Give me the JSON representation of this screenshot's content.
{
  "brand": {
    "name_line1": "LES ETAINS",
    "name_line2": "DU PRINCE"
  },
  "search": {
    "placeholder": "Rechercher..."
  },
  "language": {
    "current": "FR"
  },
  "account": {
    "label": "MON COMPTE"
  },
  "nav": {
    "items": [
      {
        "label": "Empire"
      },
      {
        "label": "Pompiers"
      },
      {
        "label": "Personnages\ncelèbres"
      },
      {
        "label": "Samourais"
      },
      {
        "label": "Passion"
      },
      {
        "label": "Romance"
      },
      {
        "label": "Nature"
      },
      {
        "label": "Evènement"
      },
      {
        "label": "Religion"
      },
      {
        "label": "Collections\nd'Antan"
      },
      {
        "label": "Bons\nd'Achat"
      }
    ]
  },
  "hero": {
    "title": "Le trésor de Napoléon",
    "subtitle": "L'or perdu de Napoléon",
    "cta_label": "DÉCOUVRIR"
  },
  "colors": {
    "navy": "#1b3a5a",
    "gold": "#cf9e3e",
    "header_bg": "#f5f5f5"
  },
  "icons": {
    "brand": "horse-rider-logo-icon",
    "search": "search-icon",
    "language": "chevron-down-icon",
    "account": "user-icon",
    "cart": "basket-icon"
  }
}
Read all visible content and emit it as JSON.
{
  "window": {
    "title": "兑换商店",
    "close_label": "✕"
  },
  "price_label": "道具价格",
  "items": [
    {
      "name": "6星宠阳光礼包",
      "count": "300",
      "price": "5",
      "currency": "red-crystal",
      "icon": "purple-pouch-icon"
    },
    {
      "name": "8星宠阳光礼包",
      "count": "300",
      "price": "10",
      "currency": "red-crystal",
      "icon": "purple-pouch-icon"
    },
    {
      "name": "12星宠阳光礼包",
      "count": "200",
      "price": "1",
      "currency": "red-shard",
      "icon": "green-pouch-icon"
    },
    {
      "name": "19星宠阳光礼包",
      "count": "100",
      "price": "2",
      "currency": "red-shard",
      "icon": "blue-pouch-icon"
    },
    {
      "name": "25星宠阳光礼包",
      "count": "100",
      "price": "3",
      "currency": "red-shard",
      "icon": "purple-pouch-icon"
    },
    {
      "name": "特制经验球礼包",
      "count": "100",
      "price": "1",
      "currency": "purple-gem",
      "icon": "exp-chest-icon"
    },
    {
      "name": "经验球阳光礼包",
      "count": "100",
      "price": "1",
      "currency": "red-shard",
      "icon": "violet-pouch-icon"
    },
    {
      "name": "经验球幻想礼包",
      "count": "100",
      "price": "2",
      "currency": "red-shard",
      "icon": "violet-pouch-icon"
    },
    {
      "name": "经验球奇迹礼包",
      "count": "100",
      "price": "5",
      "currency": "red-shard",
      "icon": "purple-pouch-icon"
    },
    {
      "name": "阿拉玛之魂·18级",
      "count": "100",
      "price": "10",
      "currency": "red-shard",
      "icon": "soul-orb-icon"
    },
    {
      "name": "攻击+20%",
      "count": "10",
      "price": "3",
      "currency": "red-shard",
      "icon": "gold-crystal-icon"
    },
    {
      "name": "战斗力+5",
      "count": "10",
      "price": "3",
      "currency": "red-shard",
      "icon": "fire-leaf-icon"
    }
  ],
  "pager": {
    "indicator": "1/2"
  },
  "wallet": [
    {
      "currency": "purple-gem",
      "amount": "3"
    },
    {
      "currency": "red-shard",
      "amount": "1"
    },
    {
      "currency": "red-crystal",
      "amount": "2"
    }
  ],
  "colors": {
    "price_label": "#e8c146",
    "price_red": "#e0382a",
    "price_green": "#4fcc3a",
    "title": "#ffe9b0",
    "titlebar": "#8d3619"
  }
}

☆ ☆ ☆ ☆ ☆ ☆ ☆

§ **EXERCISE PROMPT**
Could you transcribe the records in full, exactly?

§ **WRITTEN RESPONSE**
Give me the JSON representation of this screenshot's content.
{
  "brand": {
    "name_line1": "LES ETAINS",
    "name_line2": "DU PRINCE"
  },
  "search": {
    "placeholder": "Rechercher..."
  },
  "language": {
    "current": "FR"
  },
  "account": {
    "label": "MON COMPTE"
  },
  "nav": {
    "items": [
      {
        "label": "Empire"
      },
      {
        "label": "Pompiers"
      },
      {
        "label": "Personnages\ncelèbres"
      },
      {
        "label": "Samourais"
      },
      {
        "label": "Passion"
      },
      {
        "label": "Romance"
      },
      {
        "label": "Nature"
      },
      {
        "label": "Evènement"
      },
      {
        "label": "Religion"
      },
      {
        "label": "Collections\nd'Antan"
      },
      {
        "label": "Bons\nd'Achat"
      }
    ]
  },
  "hero": {
    "title": "Le trésor de Napoléon",
    "subtitle": "L'or perdu de Napoléon",
    "cta_label": "DÉCOUVRIR"
  },
  "colors": {
    "navy": "#1b3a5a",
    "gold": "#cf9e3e",
    "header_bg": "#f5f5f5"
  },
  "icons": {
    "brand": "horse-rider-logo-icon",
    "search": "search-icon",
    "language": "chevron-down-icon",
    "account": "user-icon",
    "cart": "basket-icon"
  }
}
Read all visible content and emit it as JSON.
{
  "window": {
    "title": "兑换商店",
    "close_label": "✕"
  },
  "price_label": "道具价格",
  "items": [
    {
      "name": "6星宠阳光礼包",
      "count": "300",
      "price": "5",
      "currency": "red-crystal",
      "icon": "purple-pouch-icon"
    },
    {
      "name": "8星宠阳光礼包",
      "count": "300",
      "price": "10",
      "currency": "red-crystal",
      "icon": "purple-pouch-icon"
    },
    {
      "name": "12星宠阳光礼包",
      "count": "200",
      "price": "1",
      "currency": "red-shard",
      "icon": "green-pouch-icon"
    },
    {
      "name": "19星宠阳光礼包",
      "count": "100",
      "price": "2",
      "currency": "red-shard",
      "icon": "blue-pouch-icon"
    },
    {
      "name": "25星宠阳光礼包",
      "count": "100",
      "price": "3",
      "currency": "red-shard",
      "icon": "purple-pouch-icon"
    },
    {
      "name": "特制经验球礼包",
      "count": "100",
      "price": "1",
      "currency": "purple-gem",
      "icon": "exp-chest-icon"
    },
    {
      "name": "经验球阳光礼包",
      "count": "100",
      "price": "1",
      "currency": "red-shard",
      "icon": "violet-pouch-icon"
    },
    {
      "name": "经验球幻想礼包",
      "count": "100",
      "price": "2",
      "currency": "red-shard",
      "icon": "violet-pouch-icon"
    },
    {
      "name": "经验球奇迹礼包",
      "count": "100",
      "price": "5",
      "currency": "red-shard",
      "icon": "purple-pouch-icon"
    },
    {
      "name": "阿拉玛之魂·18级",
      "count": "100",
      "price": "10",
      "currency": "red-shard",
      "icon": "soul-orb-icon"
    },
    {
      "name": "攻击+20%",
      "count": "10",
      "price": "3",
      "currency": "red-shard",
      "icon": "gold-crystal-icon"
    },
    {
      "name": "战斗力+5",
      "count": "10",
      "price": "3",
      "currency": "red-shard",
      "icon": "fire-leaf-icon"
    }
  ],
  "pager": {
    "indicator": "1/2"
  },
  "wallet": [
    {
      "currency": "purple-gem",
      "amount": "3"
    },
    {
      "currency": "red-shard",
      "amount": "1"
    },
    {
      "currency": "red-crystal",
      "amount": "2"
    }
  ],
  "colors": {
    "price_label": "#e8c146",
    "price_red": "#e0382a",
    "price_green": "#4fcc3a",
    "title": "#ffe9b0",
    "titlebar": "#8d3619"
  }
}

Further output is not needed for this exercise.